Excerpt provided:
# Grand Canyon at 8000



## ZGjethro (Apr 10, 2008)

In 2000 we went down at 8000 cfs. The play boating was way better that trip than the trip I did before at 12-15000 cfs. We were on a chartered motor trip, and we would surf all day at a spot and motor down to camp afterwards, passing a bottle the whole way. It was a different experience than the rowed trip we did before in 1995. At the ledges campsite they did one of their river flow experiments. The river went to 32,000 cfs overnight and we kept moving our camp up through the night. the ledge hole at Lava was a huge cresting wave that warranted about five runs through it

Sorry, no particular beta, but the play will be way better. I do remember Hance being tough for the big motor rig though.


----------



## mania (Oct 21, 2003)

its easy read and run at 8000 unless you have a totally loaded giant boat that you can't maneuver. still fun though not to worry.

Data entries:
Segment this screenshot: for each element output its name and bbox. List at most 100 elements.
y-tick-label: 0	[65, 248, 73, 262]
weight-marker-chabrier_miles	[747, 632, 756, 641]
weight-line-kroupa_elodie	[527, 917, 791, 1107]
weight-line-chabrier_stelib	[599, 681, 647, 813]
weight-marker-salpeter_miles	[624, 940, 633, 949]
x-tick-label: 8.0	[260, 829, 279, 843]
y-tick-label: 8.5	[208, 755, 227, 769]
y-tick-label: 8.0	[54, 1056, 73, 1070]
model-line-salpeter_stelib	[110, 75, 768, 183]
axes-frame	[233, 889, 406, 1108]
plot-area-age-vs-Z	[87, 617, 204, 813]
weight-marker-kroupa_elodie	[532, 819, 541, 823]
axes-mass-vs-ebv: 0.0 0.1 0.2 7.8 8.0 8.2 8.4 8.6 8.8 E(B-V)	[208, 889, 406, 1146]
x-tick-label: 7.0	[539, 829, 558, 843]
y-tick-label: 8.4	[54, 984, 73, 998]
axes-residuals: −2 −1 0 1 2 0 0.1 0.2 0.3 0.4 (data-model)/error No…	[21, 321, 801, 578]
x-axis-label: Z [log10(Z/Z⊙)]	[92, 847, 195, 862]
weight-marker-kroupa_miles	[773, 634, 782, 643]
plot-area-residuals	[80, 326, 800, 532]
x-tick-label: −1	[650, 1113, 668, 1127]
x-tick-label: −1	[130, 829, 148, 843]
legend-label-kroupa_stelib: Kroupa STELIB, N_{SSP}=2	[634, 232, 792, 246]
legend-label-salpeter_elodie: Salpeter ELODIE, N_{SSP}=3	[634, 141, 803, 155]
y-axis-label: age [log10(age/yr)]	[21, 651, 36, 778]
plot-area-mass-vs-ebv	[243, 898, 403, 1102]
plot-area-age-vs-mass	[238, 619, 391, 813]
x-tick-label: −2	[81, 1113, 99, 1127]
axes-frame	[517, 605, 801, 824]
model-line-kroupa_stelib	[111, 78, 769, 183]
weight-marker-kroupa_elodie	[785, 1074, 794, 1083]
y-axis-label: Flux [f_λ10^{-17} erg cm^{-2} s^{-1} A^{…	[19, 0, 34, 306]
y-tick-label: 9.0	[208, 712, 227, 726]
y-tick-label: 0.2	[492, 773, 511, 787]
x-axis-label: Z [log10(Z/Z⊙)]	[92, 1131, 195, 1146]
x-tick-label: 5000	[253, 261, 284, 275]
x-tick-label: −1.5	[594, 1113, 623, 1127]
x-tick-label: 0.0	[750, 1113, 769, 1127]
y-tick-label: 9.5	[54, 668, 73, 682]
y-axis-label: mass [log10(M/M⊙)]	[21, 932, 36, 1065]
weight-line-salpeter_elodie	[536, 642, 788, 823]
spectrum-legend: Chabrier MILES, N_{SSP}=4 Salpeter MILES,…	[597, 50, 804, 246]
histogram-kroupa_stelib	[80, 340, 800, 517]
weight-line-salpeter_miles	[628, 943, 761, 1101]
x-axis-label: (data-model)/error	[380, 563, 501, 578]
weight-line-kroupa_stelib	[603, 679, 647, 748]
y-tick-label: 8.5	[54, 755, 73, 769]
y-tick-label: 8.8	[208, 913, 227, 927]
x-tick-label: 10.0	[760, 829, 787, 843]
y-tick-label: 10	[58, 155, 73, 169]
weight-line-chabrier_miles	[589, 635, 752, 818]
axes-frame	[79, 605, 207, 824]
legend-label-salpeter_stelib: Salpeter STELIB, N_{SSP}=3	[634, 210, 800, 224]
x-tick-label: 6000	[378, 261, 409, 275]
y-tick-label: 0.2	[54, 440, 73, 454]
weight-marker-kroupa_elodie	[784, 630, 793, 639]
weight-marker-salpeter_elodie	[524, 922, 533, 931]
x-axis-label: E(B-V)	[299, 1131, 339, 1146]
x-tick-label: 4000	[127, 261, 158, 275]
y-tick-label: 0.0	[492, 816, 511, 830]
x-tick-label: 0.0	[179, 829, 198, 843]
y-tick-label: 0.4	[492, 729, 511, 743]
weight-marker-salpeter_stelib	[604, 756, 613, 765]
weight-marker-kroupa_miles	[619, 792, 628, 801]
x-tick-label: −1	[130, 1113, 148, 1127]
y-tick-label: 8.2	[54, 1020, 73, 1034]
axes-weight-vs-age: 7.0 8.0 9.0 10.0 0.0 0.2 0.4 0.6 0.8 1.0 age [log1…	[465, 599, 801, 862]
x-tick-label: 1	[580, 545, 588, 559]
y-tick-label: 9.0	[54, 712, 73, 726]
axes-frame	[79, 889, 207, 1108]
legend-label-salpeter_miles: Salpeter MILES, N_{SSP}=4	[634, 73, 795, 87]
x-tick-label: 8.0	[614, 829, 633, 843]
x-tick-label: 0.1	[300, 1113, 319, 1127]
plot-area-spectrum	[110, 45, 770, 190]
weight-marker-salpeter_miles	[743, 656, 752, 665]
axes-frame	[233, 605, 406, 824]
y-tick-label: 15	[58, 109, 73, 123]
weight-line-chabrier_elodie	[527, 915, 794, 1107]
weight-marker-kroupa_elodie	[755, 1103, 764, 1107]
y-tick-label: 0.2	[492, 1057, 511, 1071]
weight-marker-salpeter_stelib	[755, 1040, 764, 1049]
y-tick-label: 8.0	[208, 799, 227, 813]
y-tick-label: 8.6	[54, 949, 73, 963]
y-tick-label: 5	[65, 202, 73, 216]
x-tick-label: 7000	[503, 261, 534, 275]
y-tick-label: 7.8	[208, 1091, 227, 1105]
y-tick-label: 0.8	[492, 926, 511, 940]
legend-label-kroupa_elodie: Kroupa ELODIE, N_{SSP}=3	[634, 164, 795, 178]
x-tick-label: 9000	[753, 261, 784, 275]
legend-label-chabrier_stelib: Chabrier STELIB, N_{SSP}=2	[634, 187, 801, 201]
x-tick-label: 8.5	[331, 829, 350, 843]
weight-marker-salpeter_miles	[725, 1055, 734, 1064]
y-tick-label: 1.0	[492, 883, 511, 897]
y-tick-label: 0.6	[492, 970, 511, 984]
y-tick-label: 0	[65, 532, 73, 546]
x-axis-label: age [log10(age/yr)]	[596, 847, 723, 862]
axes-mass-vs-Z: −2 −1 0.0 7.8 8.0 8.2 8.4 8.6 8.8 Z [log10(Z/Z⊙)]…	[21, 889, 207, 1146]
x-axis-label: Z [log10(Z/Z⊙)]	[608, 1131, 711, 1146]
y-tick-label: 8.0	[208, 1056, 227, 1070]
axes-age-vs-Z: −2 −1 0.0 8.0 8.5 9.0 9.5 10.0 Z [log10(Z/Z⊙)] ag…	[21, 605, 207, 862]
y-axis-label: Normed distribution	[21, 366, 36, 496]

Work to complete:
[1] In the Grand Canyon thread, what flow did the river reach overnight at the Ledges campsite?
[2] Repeat the part of the Grand Canyon thread word for word, everything from "## ZGjethro (Apr" down to "not to worry.".
[3] Pick up the Grand Canyon thread where it stops and carry it on.
The lines on this page come from a different source than the Grand Canyon thread.

Outputs:
[1] The river rose to 32,000 cfs overnight.

[2]
## ZGjethro (Apr 10, 2008)

In 2000 we went down at 8000 cfs. The play boating was way better that trip than the trip I did before at 12-15000 cfs. We were on a chartered motor trip, and we would surf all day at a spot and motor down to camp afterwards, passing a bottle the whole way. It was a different experience than the rowed trip we did before in 1995. At the ledges campsite they did one of their river flow experiments. The river went to 32,000 cfs overnight and we kept moving our camp up through the night. the ledge hole at Lava was a huge cresting wave that warranted about five runs through it

Sorry, no particular beta, but the play will be way better. I do remember Hance being tough for the big motor rig though.


----------



## mania (Oct 21, 2003)

its easy read and run at 8000 unless you have a totally loaded giant boat that you can't maneuver. still fun though not to worry.

[3]
----------



## The Mogur (Mar 1, 2010)

I think you'll still have fluctuations in the flow, due to power demand at Glen Canyon Dam. I made a September run a couple of years ago at flows that ranged between 7,000 and 10,000 with the tides. 

Places that become more challenging at low water include Bedrock Rapid, where the shallows on the right force you way to the left at the entry, and then you have to pull like hell to get to the right of the massive boulder--not terribly difficult, but a bit deceptive, requiring persistence.

Horn Creek Rapid is especially tough at low water. It is very difficult (bordering on impossible) to miss the big hole, even with the essential perfectly-timed eddy turn below the mid-stream pour-over at the entry. Set a downstream ferry angle to punch the eddy below the pour-over, and don't let the eddy swing your bow downstream. Keep pulling on the right oar to maintain the downstream ferry angle and keep pulling to the left. You might be able to just brush the left side of the hole. More likely, you'll hit the hole anyway, so be sure to hit it straight and push your way through it. The odds are that all you'll get is a boatload of water, but a flip is pretty easy anyway.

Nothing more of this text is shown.